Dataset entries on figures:
□ □ □ □ □

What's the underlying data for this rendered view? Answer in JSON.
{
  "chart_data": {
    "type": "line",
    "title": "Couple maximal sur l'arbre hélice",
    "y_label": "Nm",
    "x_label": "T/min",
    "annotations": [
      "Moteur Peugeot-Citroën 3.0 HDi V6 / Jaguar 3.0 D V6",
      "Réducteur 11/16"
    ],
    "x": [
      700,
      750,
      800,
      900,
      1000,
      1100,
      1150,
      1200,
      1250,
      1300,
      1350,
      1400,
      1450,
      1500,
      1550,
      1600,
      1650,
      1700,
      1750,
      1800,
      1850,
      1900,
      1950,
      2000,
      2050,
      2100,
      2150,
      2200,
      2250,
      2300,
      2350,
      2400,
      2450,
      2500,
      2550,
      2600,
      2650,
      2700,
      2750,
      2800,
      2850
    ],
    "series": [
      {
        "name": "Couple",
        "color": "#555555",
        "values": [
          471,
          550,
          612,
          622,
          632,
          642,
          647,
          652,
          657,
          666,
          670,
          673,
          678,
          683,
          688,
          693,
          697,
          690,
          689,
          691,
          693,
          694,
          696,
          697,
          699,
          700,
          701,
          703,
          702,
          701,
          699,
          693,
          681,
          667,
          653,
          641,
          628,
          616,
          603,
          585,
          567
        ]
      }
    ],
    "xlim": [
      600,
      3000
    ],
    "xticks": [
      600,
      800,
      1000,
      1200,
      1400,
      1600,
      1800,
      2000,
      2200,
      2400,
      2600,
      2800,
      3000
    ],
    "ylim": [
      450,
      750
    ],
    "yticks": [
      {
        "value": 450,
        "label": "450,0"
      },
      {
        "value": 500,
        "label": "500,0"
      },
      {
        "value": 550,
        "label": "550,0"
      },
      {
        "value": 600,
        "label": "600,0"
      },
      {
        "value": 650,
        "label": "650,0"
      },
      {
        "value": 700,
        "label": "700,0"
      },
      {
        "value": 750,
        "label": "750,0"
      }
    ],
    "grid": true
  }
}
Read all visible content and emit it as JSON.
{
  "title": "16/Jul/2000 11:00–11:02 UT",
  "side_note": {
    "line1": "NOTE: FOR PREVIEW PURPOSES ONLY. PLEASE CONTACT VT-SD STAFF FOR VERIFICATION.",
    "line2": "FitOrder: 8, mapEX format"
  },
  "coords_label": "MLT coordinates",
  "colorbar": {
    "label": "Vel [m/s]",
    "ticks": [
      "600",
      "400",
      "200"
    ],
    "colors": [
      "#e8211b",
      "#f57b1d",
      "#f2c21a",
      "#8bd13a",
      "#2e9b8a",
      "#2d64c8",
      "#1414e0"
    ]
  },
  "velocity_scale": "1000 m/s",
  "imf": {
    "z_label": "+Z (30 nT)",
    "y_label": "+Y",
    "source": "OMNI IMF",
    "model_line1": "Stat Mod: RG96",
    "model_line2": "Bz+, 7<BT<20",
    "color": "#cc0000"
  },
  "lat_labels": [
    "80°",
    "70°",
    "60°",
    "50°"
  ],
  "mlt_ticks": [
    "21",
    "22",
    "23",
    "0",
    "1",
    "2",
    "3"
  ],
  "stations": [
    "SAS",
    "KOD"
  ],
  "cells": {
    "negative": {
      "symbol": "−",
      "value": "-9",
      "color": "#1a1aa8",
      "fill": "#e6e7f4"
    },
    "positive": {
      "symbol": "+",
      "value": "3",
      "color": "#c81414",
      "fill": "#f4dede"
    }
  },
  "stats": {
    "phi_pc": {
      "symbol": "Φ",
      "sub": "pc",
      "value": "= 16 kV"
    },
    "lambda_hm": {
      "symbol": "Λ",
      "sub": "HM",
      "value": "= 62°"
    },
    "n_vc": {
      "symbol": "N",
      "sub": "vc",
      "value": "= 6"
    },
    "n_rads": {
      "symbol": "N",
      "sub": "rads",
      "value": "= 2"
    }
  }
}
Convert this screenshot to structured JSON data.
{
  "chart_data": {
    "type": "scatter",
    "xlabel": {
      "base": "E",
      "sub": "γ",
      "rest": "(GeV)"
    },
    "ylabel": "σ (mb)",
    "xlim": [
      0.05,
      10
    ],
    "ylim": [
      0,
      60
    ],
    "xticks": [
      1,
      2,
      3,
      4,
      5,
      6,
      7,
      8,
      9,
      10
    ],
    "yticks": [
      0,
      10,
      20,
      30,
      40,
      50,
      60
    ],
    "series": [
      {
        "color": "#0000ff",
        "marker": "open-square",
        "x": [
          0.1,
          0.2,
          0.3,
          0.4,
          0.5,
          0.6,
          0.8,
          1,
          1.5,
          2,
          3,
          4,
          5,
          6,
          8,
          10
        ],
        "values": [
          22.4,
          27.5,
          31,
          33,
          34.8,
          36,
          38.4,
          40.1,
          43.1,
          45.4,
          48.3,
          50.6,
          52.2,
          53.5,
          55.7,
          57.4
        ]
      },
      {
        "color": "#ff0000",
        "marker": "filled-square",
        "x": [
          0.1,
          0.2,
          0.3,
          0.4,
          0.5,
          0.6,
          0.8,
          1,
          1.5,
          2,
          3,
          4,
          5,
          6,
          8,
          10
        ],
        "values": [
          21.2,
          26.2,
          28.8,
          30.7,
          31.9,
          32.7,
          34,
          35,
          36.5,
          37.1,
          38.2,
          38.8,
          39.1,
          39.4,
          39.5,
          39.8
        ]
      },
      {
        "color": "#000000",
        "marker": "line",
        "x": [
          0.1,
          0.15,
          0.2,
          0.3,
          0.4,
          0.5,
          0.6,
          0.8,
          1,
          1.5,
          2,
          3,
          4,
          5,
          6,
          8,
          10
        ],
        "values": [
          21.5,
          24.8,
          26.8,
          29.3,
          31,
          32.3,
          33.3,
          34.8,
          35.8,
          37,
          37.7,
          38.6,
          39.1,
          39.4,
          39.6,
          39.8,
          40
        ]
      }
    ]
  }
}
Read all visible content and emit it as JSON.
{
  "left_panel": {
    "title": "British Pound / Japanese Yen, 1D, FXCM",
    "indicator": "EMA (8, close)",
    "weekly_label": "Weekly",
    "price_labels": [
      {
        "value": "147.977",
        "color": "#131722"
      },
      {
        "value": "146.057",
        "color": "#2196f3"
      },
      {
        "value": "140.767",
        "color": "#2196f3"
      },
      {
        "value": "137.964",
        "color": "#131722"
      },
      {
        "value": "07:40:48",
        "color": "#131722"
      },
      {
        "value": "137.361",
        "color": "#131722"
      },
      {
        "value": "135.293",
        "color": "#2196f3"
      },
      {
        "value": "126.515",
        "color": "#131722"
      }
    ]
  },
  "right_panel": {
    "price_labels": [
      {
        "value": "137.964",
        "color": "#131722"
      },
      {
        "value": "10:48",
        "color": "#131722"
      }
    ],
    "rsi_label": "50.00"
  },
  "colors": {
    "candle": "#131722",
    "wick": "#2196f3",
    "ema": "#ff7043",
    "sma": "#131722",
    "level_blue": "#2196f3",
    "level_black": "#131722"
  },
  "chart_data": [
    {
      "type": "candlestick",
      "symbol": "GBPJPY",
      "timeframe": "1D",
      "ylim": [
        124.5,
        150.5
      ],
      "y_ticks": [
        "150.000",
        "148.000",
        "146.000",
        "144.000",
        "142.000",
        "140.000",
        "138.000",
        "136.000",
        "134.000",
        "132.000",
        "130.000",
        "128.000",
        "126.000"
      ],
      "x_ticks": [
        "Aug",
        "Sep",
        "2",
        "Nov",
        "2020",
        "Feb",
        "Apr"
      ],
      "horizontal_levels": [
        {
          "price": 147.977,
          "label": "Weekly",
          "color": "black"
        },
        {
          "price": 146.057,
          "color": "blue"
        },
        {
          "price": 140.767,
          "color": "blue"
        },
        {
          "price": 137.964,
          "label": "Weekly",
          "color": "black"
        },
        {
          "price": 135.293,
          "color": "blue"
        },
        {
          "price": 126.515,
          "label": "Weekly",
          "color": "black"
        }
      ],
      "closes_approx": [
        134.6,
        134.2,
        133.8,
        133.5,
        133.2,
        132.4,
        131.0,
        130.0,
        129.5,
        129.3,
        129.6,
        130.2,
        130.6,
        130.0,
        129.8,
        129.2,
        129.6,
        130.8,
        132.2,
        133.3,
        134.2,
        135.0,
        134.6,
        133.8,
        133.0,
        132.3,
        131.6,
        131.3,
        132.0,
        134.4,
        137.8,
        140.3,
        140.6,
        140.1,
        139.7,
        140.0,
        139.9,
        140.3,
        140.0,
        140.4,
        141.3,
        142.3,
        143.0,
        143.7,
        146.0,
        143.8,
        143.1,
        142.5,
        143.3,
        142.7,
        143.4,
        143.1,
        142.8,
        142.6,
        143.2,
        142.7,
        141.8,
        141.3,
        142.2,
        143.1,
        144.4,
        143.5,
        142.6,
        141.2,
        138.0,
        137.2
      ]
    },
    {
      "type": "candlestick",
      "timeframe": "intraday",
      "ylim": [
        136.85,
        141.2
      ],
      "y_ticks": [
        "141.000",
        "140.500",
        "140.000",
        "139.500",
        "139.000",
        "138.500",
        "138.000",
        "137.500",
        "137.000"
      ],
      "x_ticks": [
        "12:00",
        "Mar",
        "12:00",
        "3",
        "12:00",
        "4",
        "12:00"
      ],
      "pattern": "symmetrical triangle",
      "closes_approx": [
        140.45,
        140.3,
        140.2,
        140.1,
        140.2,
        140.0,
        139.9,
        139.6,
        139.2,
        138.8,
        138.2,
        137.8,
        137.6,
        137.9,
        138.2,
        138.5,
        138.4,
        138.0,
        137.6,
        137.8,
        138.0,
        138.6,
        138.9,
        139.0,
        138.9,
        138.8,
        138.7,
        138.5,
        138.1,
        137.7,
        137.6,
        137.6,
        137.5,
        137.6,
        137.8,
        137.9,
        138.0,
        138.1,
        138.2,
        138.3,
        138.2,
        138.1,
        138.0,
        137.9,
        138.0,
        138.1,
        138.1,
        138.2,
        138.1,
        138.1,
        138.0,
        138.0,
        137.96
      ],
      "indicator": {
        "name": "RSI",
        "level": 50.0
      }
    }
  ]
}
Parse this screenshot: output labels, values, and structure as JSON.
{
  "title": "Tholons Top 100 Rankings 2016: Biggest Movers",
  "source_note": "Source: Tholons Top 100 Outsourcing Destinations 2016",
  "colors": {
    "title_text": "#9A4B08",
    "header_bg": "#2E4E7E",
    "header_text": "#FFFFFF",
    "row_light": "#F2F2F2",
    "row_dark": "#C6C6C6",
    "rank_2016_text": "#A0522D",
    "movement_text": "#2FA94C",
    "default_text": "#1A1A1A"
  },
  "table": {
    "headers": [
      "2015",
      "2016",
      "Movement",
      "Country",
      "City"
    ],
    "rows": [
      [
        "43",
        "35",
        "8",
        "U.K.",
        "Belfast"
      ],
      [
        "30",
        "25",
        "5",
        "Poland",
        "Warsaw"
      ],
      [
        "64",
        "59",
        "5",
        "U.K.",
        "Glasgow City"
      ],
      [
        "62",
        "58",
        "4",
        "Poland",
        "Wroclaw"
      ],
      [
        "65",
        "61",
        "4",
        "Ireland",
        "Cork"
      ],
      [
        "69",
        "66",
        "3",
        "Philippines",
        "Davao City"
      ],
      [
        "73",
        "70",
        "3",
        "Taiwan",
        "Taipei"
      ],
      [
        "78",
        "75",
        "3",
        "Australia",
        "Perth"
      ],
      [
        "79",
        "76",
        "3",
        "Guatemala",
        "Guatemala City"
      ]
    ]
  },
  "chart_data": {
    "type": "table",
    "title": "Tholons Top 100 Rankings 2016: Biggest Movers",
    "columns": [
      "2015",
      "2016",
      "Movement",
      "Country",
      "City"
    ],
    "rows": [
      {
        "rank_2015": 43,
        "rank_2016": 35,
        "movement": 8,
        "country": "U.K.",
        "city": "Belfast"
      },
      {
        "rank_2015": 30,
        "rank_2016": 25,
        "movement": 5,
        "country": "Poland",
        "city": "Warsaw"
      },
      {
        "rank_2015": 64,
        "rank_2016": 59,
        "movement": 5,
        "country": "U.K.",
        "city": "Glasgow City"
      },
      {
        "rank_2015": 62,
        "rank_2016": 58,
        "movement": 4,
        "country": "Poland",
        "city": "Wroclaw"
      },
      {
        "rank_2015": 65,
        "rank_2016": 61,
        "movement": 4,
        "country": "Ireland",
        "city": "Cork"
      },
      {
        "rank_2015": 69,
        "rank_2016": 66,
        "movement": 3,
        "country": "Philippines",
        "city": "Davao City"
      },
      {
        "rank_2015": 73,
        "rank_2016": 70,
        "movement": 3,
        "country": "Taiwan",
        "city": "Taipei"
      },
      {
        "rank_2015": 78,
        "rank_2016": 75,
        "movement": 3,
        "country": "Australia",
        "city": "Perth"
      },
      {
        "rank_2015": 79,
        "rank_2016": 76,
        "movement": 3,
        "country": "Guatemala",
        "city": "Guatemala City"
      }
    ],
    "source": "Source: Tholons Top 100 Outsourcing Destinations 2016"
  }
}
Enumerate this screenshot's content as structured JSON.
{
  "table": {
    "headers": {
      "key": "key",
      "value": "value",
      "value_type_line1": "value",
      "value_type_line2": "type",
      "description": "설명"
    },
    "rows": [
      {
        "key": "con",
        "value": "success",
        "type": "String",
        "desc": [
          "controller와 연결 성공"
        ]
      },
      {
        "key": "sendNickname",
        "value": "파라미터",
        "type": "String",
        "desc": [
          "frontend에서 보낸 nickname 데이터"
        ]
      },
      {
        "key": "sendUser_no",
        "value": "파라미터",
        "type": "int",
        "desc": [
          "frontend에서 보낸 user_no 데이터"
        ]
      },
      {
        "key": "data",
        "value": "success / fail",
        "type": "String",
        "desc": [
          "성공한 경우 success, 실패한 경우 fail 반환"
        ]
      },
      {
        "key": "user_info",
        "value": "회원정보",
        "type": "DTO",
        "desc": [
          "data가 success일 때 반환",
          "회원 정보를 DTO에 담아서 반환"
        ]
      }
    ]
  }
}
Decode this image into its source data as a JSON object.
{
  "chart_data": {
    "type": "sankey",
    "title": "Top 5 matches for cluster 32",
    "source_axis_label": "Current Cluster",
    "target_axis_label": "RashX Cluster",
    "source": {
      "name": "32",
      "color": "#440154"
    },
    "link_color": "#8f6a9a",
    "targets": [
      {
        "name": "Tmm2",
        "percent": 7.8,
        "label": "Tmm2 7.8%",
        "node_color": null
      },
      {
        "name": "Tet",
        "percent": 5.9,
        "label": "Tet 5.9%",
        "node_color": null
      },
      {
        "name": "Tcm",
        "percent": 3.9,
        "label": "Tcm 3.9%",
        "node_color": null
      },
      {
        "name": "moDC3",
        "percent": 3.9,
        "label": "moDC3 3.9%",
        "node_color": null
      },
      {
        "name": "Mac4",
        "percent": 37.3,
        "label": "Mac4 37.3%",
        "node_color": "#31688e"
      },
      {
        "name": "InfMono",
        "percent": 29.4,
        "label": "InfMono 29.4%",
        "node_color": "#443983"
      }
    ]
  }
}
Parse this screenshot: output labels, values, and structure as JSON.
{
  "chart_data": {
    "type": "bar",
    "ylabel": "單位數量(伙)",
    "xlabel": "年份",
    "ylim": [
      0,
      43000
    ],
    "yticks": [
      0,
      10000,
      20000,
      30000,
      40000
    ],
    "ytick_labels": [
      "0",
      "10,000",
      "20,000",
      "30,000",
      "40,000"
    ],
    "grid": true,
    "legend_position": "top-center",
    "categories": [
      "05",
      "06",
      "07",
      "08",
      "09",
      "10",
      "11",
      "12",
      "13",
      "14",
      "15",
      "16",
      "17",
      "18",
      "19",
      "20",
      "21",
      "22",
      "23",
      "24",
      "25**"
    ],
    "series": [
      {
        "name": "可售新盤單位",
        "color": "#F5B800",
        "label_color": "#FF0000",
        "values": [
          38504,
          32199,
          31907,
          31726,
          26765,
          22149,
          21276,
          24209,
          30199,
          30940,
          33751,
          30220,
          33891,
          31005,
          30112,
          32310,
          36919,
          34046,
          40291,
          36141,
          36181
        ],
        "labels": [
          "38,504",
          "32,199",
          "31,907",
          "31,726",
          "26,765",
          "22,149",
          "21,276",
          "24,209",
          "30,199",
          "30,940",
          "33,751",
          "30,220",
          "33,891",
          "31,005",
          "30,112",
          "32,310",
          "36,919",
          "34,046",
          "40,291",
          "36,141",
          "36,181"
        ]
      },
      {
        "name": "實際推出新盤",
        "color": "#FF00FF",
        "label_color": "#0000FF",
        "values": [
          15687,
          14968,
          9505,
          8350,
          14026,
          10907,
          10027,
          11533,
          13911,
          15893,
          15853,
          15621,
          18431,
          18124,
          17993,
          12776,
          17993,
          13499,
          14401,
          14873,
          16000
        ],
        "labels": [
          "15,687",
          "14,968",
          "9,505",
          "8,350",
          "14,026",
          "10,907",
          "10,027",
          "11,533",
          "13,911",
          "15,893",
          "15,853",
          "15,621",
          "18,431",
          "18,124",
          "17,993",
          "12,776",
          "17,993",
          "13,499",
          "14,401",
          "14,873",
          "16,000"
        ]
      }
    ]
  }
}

□ □ □ □ □

YOUR OBJECTIVE:
How many lines in these records hold the string "frontend에서"? Reply with the number alone.

REPLY:
2